• _What is being asked_
Give only the number of lines in the records below that contain the word "garlic".

• _Records for the exercise_
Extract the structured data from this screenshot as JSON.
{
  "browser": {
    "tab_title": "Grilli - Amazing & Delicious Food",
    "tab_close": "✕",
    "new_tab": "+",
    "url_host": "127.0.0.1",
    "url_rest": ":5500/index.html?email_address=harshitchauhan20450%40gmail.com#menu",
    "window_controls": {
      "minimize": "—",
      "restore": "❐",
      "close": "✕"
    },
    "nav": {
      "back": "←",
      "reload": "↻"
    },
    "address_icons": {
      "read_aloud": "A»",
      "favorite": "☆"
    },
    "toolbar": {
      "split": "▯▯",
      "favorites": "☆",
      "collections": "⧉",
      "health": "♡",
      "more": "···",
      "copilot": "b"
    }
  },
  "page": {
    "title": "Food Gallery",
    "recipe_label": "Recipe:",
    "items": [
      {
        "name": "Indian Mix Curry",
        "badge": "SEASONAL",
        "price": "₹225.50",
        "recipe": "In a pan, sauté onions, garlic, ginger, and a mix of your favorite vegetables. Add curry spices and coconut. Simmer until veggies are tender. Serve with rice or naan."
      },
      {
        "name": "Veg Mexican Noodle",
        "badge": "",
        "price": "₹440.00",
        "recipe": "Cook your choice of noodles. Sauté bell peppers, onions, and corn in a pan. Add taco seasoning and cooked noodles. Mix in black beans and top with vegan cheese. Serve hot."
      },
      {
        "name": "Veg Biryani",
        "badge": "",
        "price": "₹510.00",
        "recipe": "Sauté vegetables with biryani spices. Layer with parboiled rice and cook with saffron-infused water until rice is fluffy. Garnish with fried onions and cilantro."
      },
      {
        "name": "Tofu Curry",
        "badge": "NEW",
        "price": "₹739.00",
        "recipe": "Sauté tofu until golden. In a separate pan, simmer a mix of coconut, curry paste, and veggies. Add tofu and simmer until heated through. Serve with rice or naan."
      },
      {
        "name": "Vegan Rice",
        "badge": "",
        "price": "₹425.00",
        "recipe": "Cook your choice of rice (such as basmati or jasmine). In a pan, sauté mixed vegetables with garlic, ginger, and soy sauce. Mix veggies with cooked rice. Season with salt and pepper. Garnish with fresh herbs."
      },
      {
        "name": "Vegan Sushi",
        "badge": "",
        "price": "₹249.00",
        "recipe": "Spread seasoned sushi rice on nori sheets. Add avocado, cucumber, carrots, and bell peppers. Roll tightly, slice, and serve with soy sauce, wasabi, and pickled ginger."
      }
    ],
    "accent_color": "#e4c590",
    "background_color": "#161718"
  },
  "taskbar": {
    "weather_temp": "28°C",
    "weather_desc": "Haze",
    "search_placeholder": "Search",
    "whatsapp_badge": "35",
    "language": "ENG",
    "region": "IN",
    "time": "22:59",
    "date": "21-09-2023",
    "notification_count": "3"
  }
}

• _Written answer_
2